Stored entries
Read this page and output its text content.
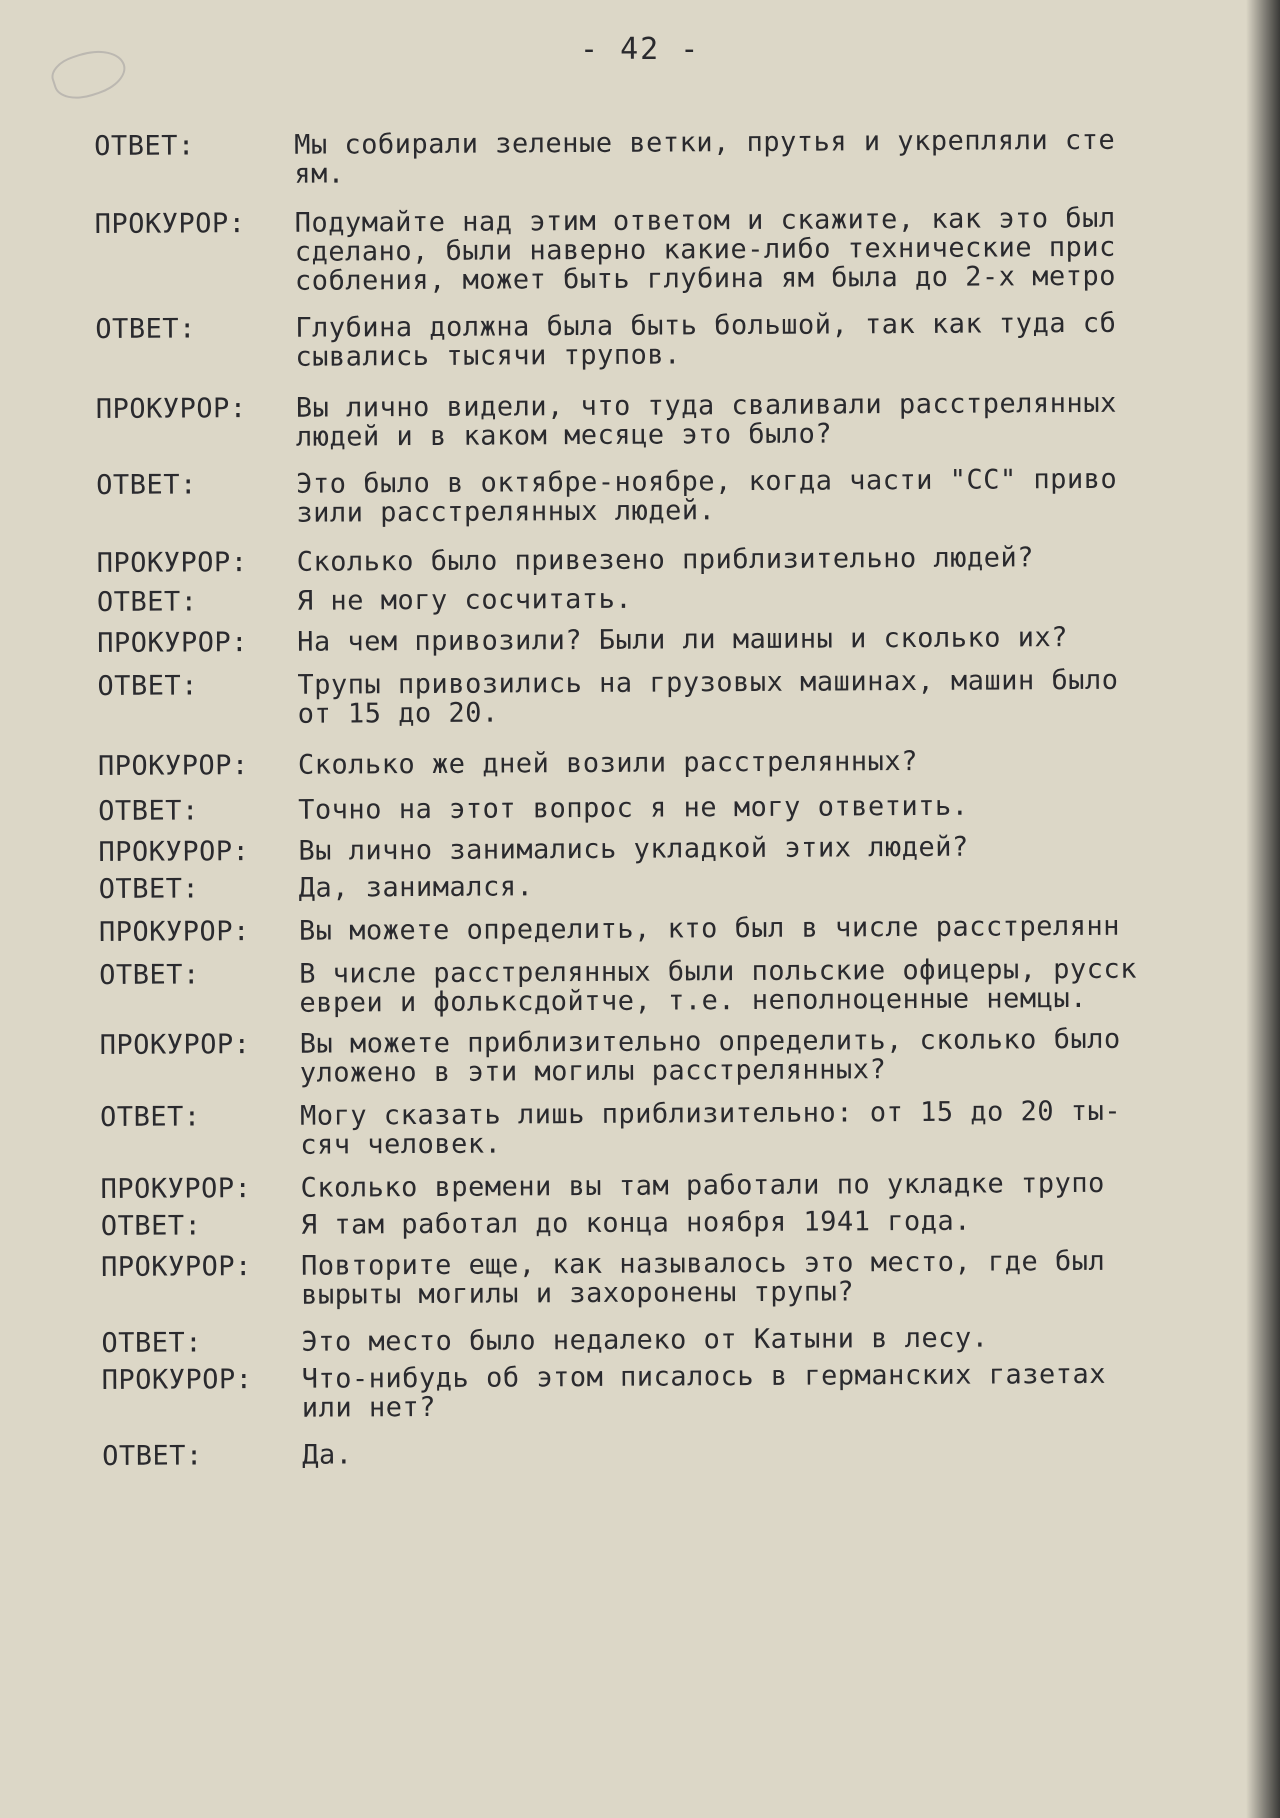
- 42 -
ОТВЕТ:	Мы собирали зеленые ветки, прутья и укрепляли сте
ям.
ПРОКУРОР:	Подумайте над этим ответом и скажите, как это был
сделано, были наверно какие-либо технические прис
собления, может быть глубина ям была до 2-х метро
ОТВЕТ:	Глубина должна была быть большой, так как туда сб
сывались тысячи трупов.
ПРОКУРОР:	Вы лично видели, что туда сваливали расстрелянных
людей и в каком месяце это было?
ОТВЕТ:	Это было в октябре-ноябре, когда части "СС" приво
зили расстрелянных людей.
ПРОКУРОР:	Сколько было привезено приблизительно людей?
ОТВЕТ:	Я не могу сосчитать.
ПРОКУРОР:	На чем привозили? Были ли машины и сколько их?
ОТВЕТ:	Трупы привозились на грузовых машинах, машин было
от 15 до 20.
ПРОКУРОР:	Сколько же дней возили расстрелянных?
ОТВЕТ:	Точно на этот вопрос я не могу ответить.
ПРОКУРОР:	Вы лично занимались укладкой этих людей?
ОТВЕТ:	Да, занимался.
ПРОКУРОР:	Вы можете определить, кто был в числе расстрелянн
ОТВЕТ:	В числе расстрелянных были польские офицеры, русск
евреи и фольксдойтче, т.е. неполноценные немцы.
ПРОКУРОР:	Вы можете приблизительно определить, сколько было
уложено в эти могилы расстрелянных?
ОТВЕТ:	Могу сказать лишь приблизительно: от 15 до 20 ты-
сяч человек.
ПРОКУРОР:	Сколько времени вы там работали по укладке трупо
ОТВЕТ:	Я там работал до конца ноября 1941 года.
ПРОКУРОР:	Повторите еще, как называлось это место, где был
вырыты могилы и захоронены трупы?
ОТВЕТ:	Это место было недалеко от Катыни в лесу.
ПРОКУРОР:	Что-нибудь об этом писалось в германских газетах
или нет?
ОТВЕТ:	Да.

▶ Objective:
A number is the only answer here: how many lines of the material above contain "быть"?

▶ Exercise result:
2